* **WHAT YOU WILL DO**
Only the number is wanted: how many lines of the data contain "supported"?

* **SUPPLIED ENTRIES**
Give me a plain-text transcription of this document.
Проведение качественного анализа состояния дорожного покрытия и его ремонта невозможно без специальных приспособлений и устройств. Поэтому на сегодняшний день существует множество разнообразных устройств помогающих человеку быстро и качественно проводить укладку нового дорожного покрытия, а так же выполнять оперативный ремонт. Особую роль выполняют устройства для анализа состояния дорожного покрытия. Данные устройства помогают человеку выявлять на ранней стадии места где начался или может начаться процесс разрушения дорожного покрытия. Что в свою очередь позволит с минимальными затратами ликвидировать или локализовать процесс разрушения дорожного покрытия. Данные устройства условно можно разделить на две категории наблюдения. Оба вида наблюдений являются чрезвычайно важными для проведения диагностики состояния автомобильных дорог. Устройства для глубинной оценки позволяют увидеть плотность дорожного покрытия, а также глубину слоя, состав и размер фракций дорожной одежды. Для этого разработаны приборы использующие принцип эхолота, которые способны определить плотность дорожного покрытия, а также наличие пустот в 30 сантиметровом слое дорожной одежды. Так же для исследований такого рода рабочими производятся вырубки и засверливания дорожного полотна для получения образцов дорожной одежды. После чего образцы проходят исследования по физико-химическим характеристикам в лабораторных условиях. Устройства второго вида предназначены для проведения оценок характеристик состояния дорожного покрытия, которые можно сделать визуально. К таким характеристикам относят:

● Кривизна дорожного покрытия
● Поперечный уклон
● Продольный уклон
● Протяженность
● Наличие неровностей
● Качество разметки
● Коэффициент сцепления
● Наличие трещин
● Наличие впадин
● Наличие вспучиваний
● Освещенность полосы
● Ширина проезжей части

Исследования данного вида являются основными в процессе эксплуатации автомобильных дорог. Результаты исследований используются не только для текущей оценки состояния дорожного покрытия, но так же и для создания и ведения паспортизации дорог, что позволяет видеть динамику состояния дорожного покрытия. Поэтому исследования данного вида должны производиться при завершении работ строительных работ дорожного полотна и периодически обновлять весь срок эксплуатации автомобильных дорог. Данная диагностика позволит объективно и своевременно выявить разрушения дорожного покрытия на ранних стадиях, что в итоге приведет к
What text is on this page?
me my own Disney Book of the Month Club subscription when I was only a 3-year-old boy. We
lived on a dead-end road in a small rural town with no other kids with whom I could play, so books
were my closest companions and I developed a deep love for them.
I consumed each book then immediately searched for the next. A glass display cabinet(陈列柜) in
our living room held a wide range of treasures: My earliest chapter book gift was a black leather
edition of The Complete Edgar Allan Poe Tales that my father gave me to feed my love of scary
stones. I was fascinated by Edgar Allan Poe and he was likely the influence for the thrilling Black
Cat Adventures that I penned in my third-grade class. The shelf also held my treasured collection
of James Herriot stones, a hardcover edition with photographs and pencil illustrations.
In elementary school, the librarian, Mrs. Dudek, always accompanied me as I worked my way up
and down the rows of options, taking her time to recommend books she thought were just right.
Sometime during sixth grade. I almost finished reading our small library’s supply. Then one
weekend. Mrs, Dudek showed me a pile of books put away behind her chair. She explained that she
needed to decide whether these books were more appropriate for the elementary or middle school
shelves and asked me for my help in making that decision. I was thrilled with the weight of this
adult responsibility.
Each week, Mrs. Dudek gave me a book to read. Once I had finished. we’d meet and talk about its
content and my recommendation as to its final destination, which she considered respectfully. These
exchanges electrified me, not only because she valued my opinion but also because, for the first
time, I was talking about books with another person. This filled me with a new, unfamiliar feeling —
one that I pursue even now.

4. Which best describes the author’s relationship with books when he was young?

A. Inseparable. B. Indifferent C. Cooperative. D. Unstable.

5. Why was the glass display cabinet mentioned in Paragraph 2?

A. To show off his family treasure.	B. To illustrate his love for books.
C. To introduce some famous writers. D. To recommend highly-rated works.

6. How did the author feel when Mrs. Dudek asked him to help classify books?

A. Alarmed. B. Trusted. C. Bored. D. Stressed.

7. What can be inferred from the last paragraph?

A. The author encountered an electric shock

--

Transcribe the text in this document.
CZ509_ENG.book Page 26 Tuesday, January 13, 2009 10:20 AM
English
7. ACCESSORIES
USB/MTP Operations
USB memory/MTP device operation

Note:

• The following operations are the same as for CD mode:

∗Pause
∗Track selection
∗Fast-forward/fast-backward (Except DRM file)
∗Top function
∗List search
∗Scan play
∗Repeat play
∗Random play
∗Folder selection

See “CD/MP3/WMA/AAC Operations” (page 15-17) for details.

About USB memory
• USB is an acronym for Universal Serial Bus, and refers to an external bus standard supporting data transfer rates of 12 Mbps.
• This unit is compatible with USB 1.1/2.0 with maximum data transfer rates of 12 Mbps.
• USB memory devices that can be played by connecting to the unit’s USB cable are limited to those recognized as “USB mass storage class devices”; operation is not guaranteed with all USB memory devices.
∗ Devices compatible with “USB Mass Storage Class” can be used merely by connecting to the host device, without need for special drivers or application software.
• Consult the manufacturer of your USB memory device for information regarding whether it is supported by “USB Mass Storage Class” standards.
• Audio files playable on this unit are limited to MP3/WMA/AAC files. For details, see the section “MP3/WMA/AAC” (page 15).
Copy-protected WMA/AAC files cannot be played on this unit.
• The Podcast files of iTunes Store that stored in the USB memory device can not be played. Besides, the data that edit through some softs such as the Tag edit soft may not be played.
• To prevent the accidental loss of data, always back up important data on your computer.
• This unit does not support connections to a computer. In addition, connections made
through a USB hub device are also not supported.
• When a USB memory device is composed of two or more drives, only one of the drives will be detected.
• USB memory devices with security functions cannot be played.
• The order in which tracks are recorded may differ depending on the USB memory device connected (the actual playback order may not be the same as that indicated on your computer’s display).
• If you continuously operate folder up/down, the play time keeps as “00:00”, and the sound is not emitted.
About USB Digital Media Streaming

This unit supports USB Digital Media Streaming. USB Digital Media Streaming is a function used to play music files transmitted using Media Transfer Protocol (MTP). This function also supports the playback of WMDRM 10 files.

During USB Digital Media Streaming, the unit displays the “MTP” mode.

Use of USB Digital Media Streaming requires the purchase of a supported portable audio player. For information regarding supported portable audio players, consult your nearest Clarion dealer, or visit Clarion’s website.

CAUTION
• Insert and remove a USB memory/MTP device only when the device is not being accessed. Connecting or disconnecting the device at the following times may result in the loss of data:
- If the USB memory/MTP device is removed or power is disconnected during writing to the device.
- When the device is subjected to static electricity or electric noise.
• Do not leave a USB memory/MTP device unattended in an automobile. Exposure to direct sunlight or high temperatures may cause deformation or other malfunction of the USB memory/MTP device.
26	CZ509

* **PROBLEM SOLUTION**
3